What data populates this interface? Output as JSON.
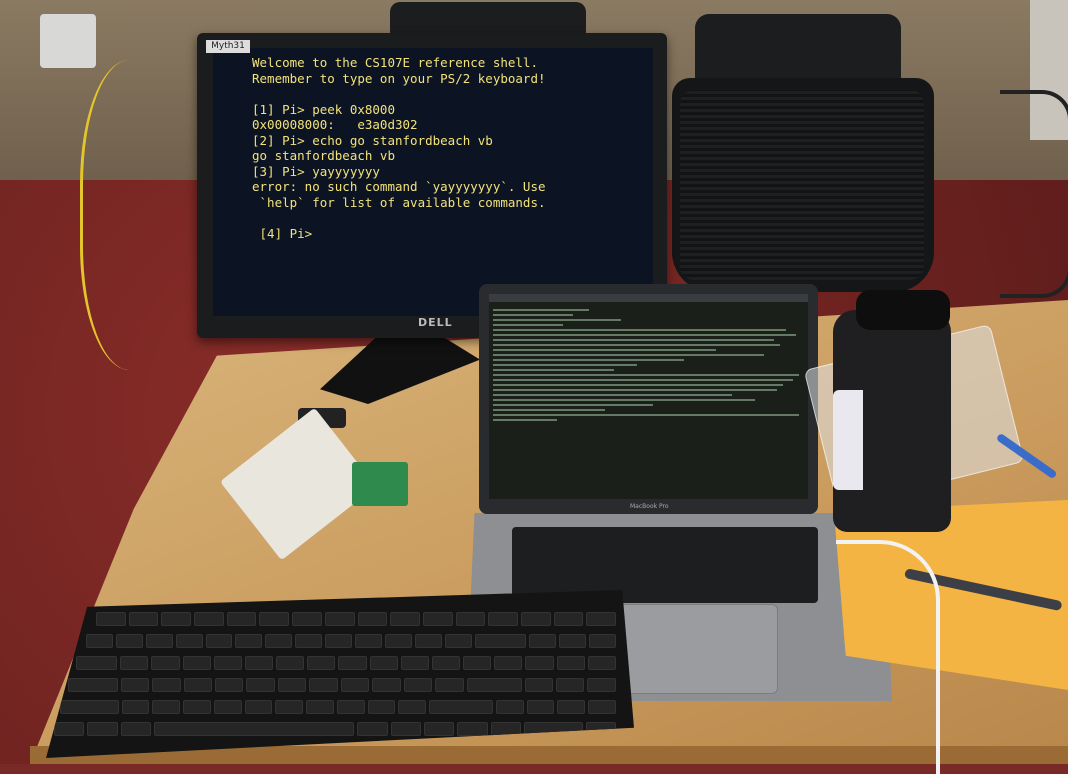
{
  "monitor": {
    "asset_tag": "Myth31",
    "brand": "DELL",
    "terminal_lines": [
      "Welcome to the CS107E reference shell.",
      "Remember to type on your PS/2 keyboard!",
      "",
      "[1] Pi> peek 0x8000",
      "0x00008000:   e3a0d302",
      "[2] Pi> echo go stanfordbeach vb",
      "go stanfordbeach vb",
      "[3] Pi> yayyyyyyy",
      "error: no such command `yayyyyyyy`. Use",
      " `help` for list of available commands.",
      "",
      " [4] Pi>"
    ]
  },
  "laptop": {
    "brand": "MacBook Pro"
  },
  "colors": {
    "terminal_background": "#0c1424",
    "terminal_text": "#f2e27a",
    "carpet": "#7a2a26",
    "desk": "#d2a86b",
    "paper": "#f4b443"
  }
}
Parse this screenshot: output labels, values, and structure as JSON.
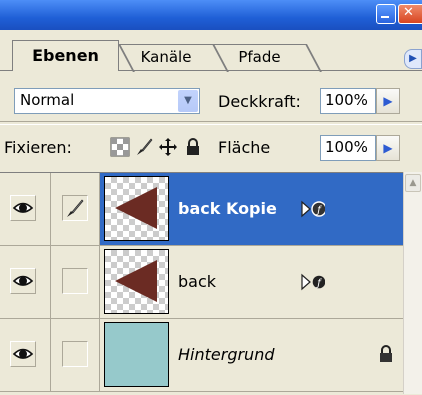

####################

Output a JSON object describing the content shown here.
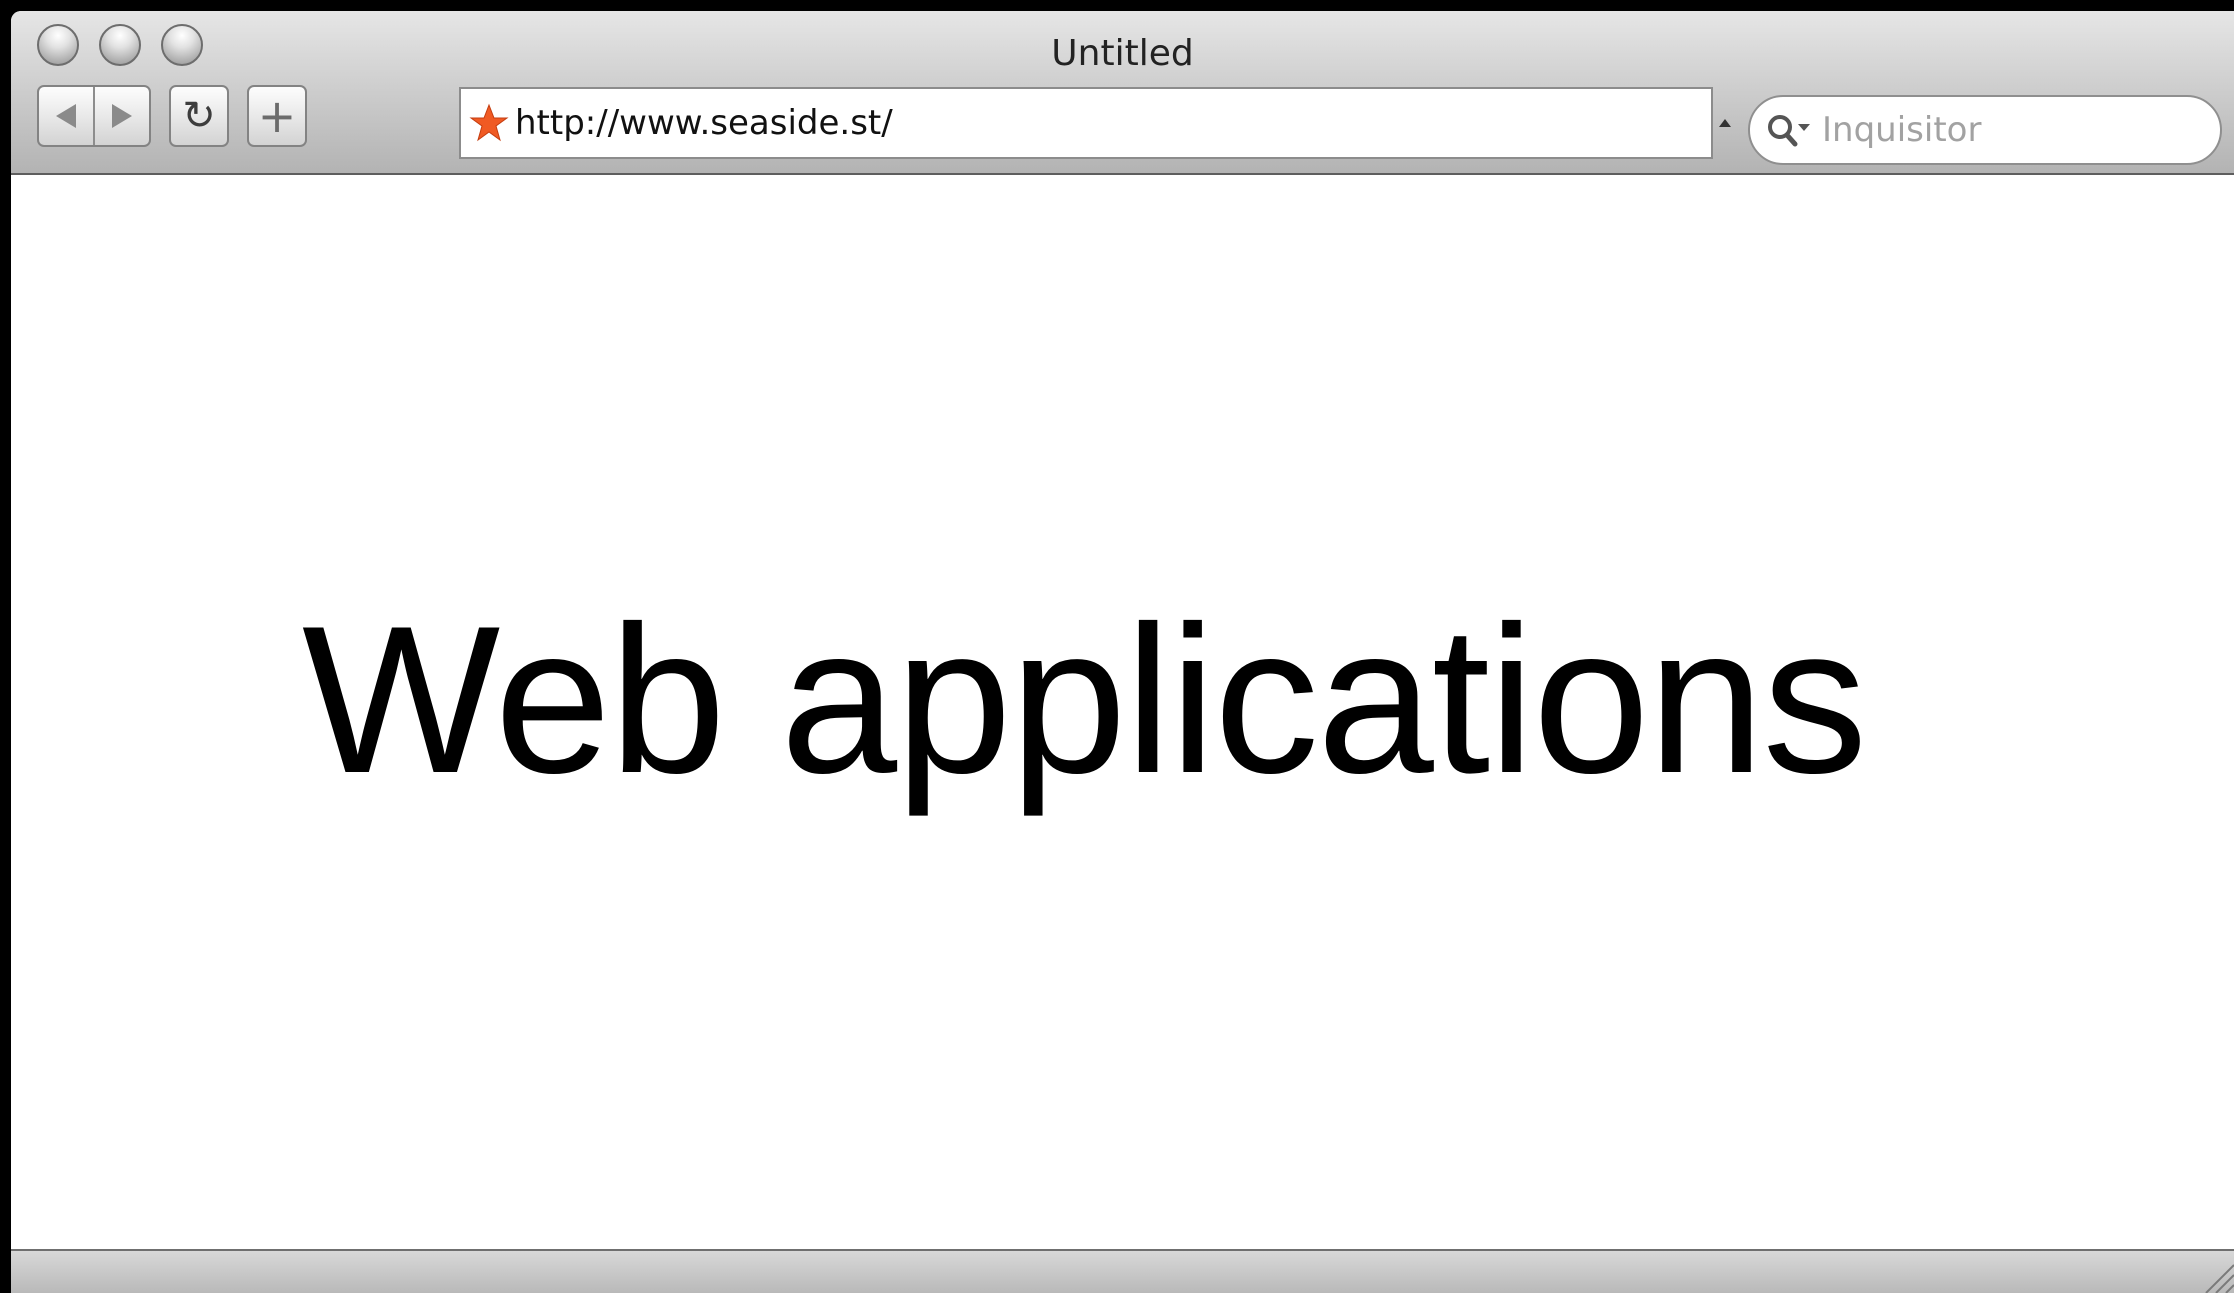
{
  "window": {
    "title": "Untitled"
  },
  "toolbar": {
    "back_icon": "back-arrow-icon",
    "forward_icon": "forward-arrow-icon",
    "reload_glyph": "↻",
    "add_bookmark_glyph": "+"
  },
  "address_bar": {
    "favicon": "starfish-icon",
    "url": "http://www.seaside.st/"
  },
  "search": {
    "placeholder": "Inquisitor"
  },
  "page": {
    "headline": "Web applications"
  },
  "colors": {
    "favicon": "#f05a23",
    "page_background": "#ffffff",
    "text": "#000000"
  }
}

####################

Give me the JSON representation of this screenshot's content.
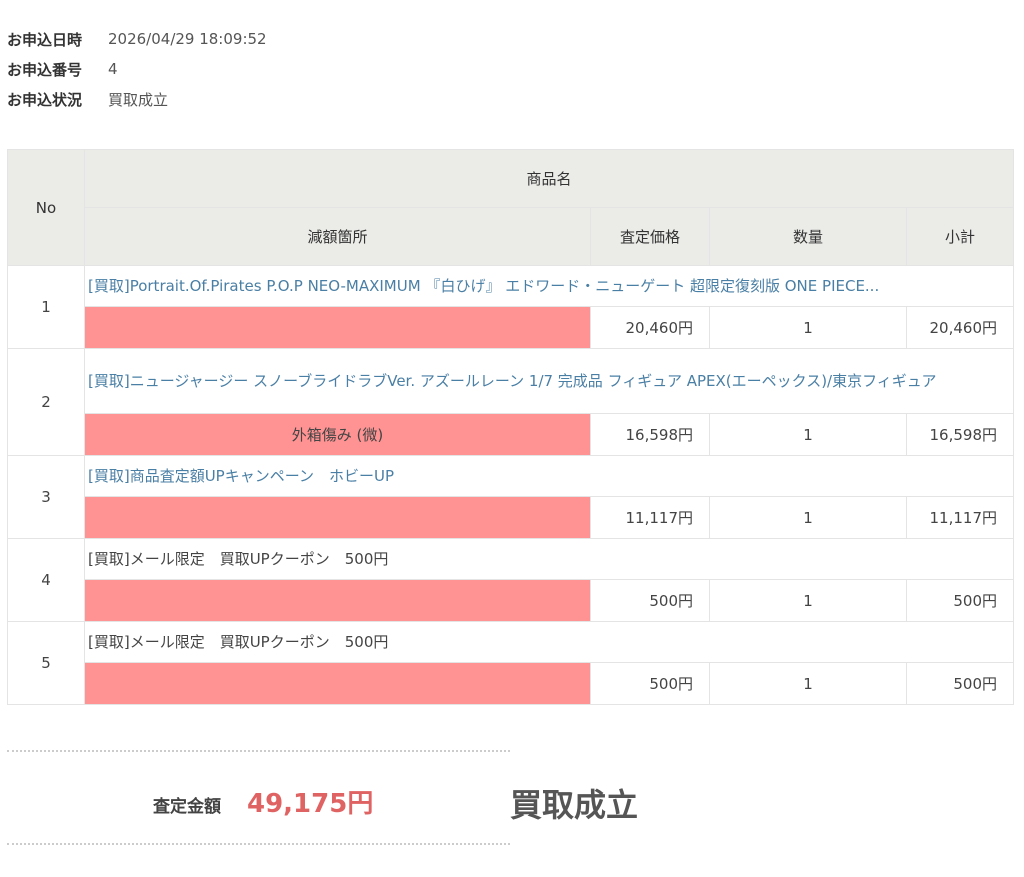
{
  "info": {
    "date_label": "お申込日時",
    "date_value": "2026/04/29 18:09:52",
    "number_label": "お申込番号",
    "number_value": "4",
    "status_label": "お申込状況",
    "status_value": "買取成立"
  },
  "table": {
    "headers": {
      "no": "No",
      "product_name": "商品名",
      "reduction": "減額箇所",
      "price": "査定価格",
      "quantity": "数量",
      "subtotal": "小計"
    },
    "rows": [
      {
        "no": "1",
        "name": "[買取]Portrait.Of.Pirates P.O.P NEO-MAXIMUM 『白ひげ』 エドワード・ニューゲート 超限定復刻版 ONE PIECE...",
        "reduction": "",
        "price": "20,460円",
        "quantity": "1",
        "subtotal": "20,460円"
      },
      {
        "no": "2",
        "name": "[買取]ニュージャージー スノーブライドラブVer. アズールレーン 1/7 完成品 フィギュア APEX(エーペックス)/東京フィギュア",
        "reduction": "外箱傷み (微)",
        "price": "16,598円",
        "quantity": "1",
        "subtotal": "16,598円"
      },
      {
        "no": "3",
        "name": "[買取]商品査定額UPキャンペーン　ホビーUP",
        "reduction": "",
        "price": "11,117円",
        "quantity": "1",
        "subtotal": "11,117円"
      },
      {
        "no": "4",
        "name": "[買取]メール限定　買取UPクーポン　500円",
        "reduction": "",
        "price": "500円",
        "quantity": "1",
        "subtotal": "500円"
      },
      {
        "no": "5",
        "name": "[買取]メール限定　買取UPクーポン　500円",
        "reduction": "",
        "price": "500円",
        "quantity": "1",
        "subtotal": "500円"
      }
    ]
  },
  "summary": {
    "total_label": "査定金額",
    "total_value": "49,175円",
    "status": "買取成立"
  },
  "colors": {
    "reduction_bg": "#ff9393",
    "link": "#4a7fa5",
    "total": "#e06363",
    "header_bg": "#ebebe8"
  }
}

####################

▶ OBJECTIVE
From the records above, copy exactly the lines starting at the one with "What data populates" and ending at the one with "Parse this screenshot: output", and no others. Pictures stay out.

▶ REPLY
What data populates this interface? Output as JSON.
{
  "monitor": {
    "asset_tag": "Myth31",
    "brand": "DELL",
    "terminal_lines": [
      "Welcome to the CS107E reference shell.",
      "Remember to type on your PS/2 keyboard!",
      "",
      "[1] Pi> peek 0x8000",
      "0x00008000:   e3a0d302",
      "[2] Pi> echo go stanfordbeach vb",
      "go stanfordbeach vb",
      "[3] Pi> yayyyyyyy",
      "error: no such command `yayyyyyyy`. Use",
      " `help` for list of available commands.",
      "",
      " [4] Pi>"
    ]
  },
  "laptop": {
    "brand": "MacBook Pro"
  },
  "colors": {
    "terminal_background": "#0c1424",
    "terminal_text": "#f2e27a",
    "carpet": "#7a2a26",
    "desk": "#d2a86b",
    "paper": "#f4b443"
  }
}
Parse this screenshot: output labels, values, and structure as JSON.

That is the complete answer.